Figure collection entries:
──────────────────────────────

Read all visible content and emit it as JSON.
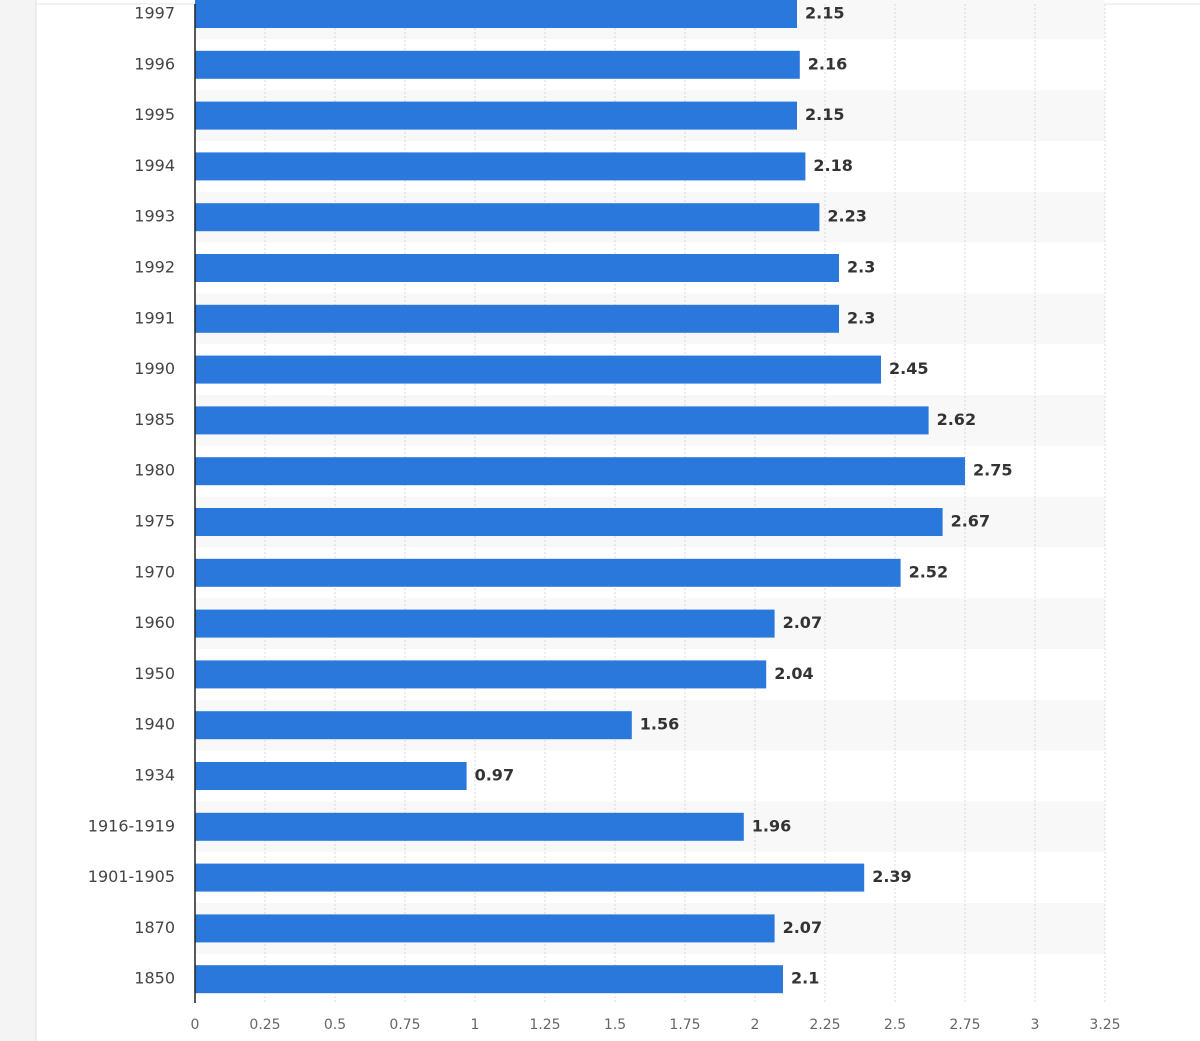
{
  "chart_data": {
    "type": "hbar",
    "categories": [
      "1997",
      "1996",
      "1995",
      "1994",
      "1993",
      "1992",
      "1991",
      "1990",
      "1985",
      "1980",
      "1975",
      "1970",
      "1960",
      "1950",
      "1940",
      "1934",
      "1916-1919",
      "1901-1905",
      "1870",
      "1850"
    ],
    "values": [
      2.15,
      2.16,
      2.15,
      2.18,
      2.23,
      2.3,
      2.3,
      2.45,
      2.62,
      2.75,
      2.67,
      2.52,
      2.07,
      2.04,
      1.56,
      0.97,
      1.96,
      2.39,
      2.07,
      2.1
    ],
    "color": "#2a78dc",
    "xlim": [
      0,
      3.25
    ],
    "xticks": [
      0,
      0.25,
      0.5,
      0.75,
      1,
      1.25,
      1.5,
      1.75,
      2,
      2.25,
      2.5,
      2.75,
      3,
      3.25
    ],
    "grid": true
  }
}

──────────────────────────────

[Set exercise] Repeat the records word for word. Any picture in them should be left out.

[Exercise result]
Read all visible content and emit it as JSON.
{
  "chart_data": {
    "type": "hbar",
    "categories": [
      "1997",
      "1996",
      "1995",
      "1994",
      "1993",
      "1992",
      "1991",
      "1990",
      "1985",
      "1980",
      "1975",
      "1970",
      "1960",
      "1950",
      "1940",
      "1934",
      "1916-1919",
      "1901-1905",
      "1870",
      "1850"
    ],
    "values": [
      2.15,
      2.16,
      2.15,
      2.18,
      2.23,
      2.3,
      2.3,
      2.45,
      2.62,
      2.75,
      2.67,
      2.52,
      2.07,
      2.04,
      1.56,
      0.97,
      1.96,
      2.39,
      2.07,
      2.1
    ],
    "color": "#2a78dc",
    "xlim": [
      0,
      3.25
    ],
    "xticks": [
      0,
      0.25,
      0.5,
      0.75,
      1,
      1.25,
      1.5,
      1.75,
      2,
      2.25,
      2.5,
      2.75,
      3,
      3.25
    ],
    "grid": true
  }
}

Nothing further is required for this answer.